**WHAT IS ASKED**.
Here are some records; return them all exactly.

**RECORD EXTRACTS**.
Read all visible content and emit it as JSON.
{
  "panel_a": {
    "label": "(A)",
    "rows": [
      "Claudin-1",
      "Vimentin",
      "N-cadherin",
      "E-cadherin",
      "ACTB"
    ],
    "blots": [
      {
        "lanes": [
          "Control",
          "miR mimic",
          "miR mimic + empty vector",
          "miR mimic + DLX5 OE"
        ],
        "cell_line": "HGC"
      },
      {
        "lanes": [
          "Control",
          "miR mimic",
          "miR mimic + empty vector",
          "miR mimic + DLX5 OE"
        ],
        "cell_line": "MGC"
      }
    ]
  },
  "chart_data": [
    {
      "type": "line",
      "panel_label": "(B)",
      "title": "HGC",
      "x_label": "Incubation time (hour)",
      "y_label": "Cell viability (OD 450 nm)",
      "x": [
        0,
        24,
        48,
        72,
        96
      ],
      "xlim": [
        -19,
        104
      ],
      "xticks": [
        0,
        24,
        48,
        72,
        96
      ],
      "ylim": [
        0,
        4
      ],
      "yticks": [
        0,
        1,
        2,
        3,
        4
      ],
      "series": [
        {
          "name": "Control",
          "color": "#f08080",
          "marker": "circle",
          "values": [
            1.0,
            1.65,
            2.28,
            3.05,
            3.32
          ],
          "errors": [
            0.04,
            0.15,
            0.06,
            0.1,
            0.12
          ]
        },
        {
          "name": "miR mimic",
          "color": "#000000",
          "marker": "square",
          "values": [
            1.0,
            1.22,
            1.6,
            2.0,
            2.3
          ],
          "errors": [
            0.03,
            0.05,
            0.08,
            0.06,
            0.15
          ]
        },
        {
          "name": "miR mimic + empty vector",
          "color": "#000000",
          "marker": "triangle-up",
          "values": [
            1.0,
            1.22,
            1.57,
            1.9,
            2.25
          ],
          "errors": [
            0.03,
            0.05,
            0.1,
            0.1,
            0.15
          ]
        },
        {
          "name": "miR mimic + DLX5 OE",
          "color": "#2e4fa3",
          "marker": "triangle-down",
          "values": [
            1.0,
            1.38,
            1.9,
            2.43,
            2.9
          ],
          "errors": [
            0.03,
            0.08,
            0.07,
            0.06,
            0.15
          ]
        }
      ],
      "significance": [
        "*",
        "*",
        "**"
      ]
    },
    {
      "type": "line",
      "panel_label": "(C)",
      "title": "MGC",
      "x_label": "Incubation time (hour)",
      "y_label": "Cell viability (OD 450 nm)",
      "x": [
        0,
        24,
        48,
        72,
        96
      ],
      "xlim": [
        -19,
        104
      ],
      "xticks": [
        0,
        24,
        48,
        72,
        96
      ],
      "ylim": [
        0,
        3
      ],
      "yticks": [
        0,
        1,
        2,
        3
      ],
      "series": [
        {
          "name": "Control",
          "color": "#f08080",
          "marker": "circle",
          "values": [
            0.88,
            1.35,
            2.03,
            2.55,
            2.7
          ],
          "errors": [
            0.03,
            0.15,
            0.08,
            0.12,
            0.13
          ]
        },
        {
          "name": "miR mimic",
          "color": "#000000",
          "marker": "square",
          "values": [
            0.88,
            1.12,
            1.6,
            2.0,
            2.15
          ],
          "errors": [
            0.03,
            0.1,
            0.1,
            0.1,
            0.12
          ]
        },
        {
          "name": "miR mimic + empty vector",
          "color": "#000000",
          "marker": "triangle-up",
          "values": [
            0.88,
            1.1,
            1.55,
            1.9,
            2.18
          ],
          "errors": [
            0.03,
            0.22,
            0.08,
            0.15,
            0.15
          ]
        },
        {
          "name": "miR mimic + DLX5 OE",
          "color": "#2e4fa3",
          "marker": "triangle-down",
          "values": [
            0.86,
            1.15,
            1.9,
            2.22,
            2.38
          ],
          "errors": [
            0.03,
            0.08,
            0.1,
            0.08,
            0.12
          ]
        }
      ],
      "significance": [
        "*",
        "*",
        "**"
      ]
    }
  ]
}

**THE SOLUTION**.
Read all visible content and emit it as JSON.
{
  "panel_a": {
    "label": "(A)",
    "rows": [
      "Claudin-1",
      "Vimentin",
      "N-cadherin",
      "E-cadherin",
      "ACTB"
    ],
    "blots": [
      {
        "lanes": [
          "Control",
          "miR mimic",
          "miR mimic + empty vector",
          "miR mimic + DLX5 OE"
        ],
        "cell_line": "HGC"
      },
      {
        "lanes": [
          "Control",
          "miR mimic",
          "miR mimic + empty vector",
          "miR mimic + DLX5 OE"
        ],
        "cell_line": "MGC"
      }
    ]
  },
  "chart_data": [
    {
      "type": "line",
      "panel_label": "(B)",
      "title": "HGC",
      "x_label": "Incubation time (hour)",
      "y_label": "Cell viability (OD 450 nm)",
      "x": [
        0,
        24,
        48,
        72,
        96
      ],
      "xlim": [
        -19,
        104
      ],
      "xticks": [
        0,
        24,
        48,
        72,
        96
      ],
      "ylim": [
        0,
        4
      ],
      "yticks": [
        0,
        1,
        2,
        3,
        4
      ],
      "series": [
        {
          "name": "Control",
          "color": "#f08080",
          "marker": "circle",
          "values": [
            1.0,
            1.65,
            2.28,
            3.05,
            3.32
          ],
          "errors": [
            0.04,
            0.15,
            0.06,
            0.1,
            0.12
          ]
        },
        {
          "name": "miR mimic",
          "color": "#000000",
          "marker": "square",
          "values": [
            1.0,
            1.22,
            1.6,
            2.0,
            2.3
          ],
          "errors": [
            0.03,
            0.05,
            0.08,
            0.06,
            0.15
          ]
        },
        {
          "name": "miR mimic + empty vector",
          "color": "#000000",
          "marker": "triangle-up",
          "values": [
            1.0,
            1.22,
            1.57,
            1.9,
            2.25
          ],
          "errors": [
            0.03,
            0.05,
            0.1,
            0.1,
            0.15
          ]
        },
        {
          "name": "miR mimic + DLX5 OE",
          "color": "#2e4fa3",
          "marker": "triangle-down",
          "values": [
            1.0,
            1.38,
            1.9,
            2.43,
            2.9
          ],
          "errors": [
            0.03,
            0.08,
            0.07,
            0.06,
            0.15
          ]
        }
      ],
      "significance": [
        "*",
        "*",
        "**"
      ]
    },
    {
      "type": "line",
      "panel_label": "(C)",
      "title": "MGC",
      "x_label": "Incubation time (hour)",
      "y_label": "Cell viability (OD 450 nm)",
      "x": [
        0,
        24,
        48,
        72,
        96
      ],
      "xlim": [
        -19,
        104
      ],
      "xticks": [
        0,
        24,
        48,
        72,
        96
      ],
      "ylim": [
        0,
        3
      ],
      "yticks": [
        0,
        1,
        2,
        3
      ],
      "series": [
        {
          "name": "Control",
          "color": "#f08080",
          "marker": "circle",
          "values": [
            0.88,
            1.35,
            2.03,
            2.55,
            2.7
          ],
          "errors": [
            0.03,
            0.15,
            0.08,
            0.12,
            0.13
          ]
        },
        {
          "name": "miR mimic",
          "color": "#000000",
          "marker": "square",
          "values": [
            0.88,
            1.12,
            1.6,
            2.0,
            2.15
          ],
          "errors": [
            0.03,
            0.1,
            0.1,
            0.1,
            0.12
          ]
        },
        {
          "name": "miR mimic + empty vector",
          "color": "#000000",
          "marker": "triangle-up",
          "values": [
            0.88,
            1.1,
            1.55,
            1.9,
            2.18
          ],
          "errors": [
            0.03,
            0.22,
            0.08,
            0.15,
            0.15
          ]
        },
        {
          "name": "miR mimic + DLX5 OE",
          "color": "#2e4fa3",
          "marker": "triangle-down",
          "values": [
            0.86,
            1.15,
            1.9,
            2.22,
            2.38
          ],
          "errors": [
            0.03,
            0.08,
            0.1,
            0.08,
            0.12
          ]
        }
      ],
      "significance": [
        "*",
        "*",
        "**"
      ]
    }
  ]
}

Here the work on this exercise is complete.